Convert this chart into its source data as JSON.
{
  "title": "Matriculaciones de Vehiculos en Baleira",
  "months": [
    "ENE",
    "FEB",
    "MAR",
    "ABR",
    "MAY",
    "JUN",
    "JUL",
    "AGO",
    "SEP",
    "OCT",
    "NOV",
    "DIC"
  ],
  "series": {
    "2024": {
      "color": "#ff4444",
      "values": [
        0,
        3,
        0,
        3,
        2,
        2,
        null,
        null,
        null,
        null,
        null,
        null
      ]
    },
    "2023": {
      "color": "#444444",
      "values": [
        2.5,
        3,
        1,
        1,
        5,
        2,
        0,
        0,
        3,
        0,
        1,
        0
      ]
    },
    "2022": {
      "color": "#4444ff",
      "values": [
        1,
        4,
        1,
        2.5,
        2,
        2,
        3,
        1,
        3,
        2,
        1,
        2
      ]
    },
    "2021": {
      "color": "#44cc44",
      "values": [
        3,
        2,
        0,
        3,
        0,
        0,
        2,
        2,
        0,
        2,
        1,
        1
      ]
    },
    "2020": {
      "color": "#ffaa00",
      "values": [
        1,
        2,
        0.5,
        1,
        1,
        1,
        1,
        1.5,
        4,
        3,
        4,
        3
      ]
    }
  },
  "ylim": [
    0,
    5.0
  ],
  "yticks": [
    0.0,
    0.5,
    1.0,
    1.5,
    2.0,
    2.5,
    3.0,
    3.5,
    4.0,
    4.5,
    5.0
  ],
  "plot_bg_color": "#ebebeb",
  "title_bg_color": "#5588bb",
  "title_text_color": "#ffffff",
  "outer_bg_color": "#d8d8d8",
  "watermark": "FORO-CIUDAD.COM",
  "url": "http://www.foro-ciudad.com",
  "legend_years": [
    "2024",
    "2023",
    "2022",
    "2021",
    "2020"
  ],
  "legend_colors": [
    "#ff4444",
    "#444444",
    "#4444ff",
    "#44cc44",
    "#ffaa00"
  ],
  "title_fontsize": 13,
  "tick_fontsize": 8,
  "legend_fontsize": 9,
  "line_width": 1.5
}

## Exercise directions
Please output the entire listing exactly as it stands.

## Exercise result
Convert this chart into its source data as JSON.
{
  "title": "Matriculaciones de Vehiculos en Baleira",
  "months": [
    "ENE",
    "FEB",
    "MAR",
    "ABR",
    "MAY",
    "JUN",
    "JUL",
    "AGO",
    "SEP",
    "OCT",
    "NOV",
    "DIC"
  ],
  "series": {
    "2024": {
      "color": "#ff4444",
      "values": [
        0,
        3,
        0,
        3,
        2,
        2,
        null,
        null,
        null,
        null,
        null,
        null
      ]
    },
    "2023": {
      "color": "#444444",
      "values": [
        2.5,
        3,
        1,
        1,
        5,
        2,
        0,
        0,
        3,
        0,
        1,
        0
      ]
    },
    "2022": {
      "color": "#4444ff",
      "values": [
        1,
        4,
        1,
        2.5,
        2,
        2,
        3,
        1,
        3,
        2,
        1,
        2
      ]
    },
    "2021": {
      "color": "#44cc44",
      "values": [
        3,
        2,
        0,
        3,
        0,
        0,
        2,
        2,
        0,
        2,
        1,
        1
      ]
    },
    "2020": {
      "color": "#ffaa00",
      "values": [
        1,
        2,
        0.5,
        1,
        1,
        1,
        1,
        1.5,
        4,
        3,
        4,
        3
      ]
    }
  },
  "ylim": [
    0,
    5.0
  ],
  "yticks": [
    0.0,
    0.5,
    1.0,
    1.5,
    2.0,
    2.5,
    3.0,
    3.5,
    4.0,
    4.5,
    5.0
  ],
  "plot_bg_color": "#ebebeb",
  "title_bg_color": "#5588bb",
  "title_text_color": "#ffffff",
  "outer_bg_color": "#d8d8d8",
  "watermark": "FORO-CIUDAD.COM",
  "url": "http://www.foro-ciudad.com",
  "legend_years": [
    "2024",
    "2023",
    "2022",
    "2021",
    "2020"
  ],
  "legend_colors": [
    "#ff4444",
    "#444444",
    "#4444ff",
    "#44cc44",
    "#ffaa00"
  ],
  "title_fontsize": 13,
  "tick_fontsize": 8,
  "legend_fontsize": 9,
  "line_width": 1.5
}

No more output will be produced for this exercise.